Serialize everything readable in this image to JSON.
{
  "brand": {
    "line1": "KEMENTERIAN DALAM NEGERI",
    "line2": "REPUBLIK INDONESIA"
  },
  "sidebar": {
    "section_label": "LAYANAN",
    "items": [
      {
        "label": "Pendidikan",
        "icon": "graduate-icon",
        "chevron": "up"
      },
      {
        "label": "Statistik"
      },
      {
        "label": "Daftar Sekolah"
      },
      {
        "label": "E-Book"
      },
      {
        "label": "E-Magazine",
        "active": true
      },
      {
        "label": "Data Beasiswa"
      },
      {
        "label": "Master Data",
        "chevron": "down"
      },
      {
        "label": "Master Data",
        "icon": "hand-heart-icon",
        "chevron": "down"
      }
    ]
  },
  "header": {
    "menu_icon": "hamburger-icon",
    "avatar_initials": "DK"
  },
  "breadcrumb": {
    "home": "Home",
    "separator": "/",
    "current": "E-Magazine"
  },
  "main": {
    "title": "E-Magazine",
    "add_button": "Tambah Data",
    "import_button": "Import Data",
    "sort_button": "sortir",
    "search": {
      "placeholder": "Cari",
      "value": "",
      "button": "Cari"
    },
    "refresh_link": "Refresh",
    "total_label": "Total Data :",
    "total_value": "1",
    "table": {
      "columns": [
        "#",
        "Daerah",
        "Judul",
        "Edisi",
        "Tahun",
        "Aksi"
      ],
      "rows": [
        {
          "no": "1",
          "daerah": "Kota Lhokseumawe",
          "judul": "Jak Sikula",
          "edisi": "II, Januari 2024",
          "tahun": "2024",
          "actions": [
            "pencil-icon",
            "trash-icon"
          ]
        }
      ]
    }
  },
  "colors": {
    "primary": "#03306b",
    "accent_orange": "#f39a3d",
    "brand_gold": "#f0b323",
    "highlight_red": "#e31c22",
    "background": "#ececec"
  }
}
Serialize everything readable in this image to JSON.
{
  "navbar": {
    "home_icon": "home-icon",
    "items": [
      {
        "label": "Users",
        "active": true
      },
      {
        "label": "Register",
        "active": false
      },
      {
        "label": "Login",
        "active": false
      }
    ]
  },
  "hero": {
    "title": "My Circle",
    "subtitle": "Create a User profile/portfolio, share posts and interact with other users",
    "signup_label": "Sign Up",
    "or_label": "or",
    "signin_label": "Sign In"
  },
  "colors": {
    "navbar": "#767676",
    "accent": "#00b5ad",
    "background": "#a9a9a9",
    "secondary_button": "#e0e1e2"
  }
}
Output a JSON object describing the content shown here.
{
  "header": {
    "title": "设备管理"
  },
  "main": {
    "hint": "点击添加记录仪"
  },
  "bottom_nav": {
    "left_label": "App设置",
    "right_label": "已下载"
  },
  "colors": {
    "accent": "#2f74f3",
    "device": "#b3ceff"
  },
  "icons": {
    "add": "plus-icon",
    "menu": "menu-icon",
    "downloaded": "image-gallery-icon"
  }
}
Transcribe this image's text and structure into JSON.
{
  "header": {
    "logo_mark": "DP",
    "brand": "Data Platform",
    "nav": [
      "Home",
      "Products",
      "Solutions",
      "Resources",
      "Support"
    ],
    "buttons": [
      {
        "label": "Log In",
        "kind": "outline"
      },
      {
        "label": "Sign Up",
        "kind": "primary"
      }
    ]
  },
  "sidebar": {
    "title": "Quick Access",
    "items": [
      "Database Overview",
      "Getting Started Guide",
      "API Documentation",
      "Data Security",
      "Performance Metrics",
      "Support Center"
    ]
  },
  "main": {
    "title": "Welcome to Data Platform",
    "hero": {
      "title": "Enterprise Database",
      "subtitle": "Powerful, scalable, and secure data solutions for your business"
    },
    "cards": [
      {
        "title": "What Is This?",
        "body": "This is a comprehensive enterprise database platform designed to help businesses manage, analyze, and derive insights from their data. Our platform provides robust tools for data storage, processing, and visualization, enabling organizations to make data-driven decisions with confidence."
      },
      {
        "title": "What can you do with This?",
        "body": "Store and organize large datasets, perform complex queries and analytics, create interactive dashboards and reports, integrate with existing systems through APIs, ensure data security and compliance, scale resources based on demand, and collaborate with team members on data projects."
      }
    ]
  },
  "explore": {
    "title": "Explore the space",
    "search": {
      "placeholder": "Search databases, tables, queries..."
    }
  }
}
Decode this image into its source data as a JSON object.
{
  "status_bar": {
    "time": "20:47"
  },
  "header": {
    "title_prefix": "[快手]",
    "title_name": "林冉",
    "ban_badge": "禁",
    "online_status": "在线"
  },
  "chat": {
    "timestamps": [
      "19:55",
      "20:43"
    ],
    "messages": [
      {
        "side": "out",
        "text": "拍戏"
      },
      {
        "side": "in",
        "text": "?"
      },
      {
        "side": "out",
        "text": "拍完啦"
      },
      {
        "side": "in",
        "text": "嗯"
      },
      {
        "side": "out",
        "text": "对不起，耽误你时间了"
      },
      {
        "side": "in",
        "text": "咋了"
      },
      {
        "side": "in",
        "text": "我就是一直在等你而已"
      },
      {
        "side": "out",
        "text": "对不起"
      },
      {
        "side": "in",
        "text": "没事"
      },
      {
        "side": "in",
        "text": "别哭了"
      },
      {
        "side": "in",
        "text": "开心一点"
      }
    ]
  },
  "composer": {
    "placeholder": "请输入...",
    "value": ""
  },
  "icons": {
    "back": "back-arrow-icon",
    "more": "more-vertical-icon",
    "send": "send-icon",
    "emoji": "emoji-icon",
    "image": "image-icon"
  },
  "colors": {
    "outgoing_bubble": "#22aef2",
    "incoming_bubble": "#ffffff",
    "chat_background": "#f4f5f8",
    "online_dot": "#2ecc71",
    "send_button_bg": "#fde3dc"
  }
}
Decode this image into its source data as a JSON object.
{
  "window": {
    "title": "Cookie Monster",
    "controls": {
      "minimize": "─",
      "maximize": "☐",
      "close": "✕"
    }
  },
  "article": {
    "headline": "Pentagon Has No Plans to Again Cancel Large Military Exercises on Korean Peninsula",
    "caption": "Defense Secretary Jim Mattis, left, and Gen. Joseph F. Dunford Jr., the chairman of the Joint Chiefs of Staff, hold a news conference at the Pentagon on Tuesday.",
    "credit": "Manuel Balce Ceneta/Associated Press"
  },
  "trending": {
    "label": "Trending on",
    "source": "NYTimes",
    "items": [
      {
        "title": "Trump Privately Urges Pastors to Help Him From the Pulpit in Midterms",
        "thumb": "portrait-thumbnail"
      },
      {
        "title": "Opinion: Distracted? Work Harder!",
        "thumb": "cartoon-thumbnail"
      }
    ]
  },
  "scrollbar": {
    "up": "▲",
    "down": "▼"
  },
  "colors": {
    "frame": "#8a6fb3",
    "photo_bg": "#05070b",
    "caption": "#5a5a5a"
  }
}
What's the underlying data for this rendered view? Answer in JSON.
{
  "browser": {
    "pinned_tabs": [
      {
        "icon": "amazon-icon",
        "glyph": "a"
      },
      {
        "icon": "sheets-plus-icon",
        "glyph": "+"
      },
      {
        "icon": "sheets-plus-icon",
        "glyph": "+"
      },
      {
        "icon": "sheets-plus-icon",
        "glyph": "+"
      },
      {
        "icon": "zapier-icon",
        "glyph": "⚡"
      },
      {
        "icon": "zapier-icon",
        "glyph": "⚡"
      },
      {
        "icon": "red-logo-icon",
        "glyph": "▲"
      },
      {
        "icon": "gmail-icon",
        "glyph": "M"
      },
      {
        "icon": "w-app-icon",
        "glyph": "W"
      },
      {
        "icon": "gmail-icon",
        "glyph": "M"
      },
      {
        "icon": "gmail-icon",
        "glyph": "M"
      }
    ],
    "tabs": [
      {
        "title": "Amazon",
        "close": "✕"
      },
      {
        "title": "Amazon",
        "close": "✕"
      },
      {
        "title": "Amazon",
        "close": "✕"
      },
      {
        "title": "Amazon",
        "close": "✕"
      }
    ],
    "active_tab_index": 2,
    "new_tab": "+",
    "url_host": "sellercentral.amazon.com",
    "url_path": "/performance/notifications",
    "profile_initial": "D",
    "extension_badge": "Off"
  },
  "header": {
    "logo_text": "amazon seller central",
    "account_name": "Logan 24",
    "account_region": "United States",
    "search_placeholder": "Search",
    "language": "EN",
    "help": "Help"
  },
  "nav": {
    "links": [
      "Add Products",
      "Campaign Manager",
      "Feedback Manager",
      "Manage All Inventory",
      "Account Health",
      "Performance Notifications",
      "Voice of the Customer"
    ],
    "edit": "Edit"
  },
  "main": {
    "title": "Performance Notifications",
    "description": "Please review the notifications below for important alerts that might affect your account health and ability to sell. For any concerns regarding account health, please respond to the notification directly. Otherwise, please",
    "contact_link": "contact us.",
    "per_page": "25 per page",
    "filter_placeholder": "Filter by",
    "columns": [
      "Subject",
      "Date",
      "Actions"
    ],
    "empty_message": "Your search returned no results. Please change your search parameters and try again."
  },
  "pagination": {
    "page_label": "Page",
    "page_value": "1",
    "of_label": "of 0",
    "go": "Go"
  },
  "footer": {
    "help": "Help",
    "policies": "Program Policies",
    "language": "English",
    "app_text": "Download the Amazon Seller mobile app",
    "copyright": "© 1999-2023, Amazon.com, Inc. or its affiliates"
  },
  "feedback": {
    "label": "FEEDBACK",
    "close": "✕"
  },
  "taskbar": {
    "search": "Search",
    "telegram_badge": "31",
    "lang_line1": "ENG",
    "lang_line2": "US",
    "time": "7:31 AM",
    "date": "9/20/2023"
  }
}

WHAT NEEDS TO BE DONE. Show each line of the data that contains the string "Magazine".

OUTPUT OF THE EXERCISE.
        "label": "E-Magazine",
    "current": "E-Magazine"
    "title": "E-Magazine",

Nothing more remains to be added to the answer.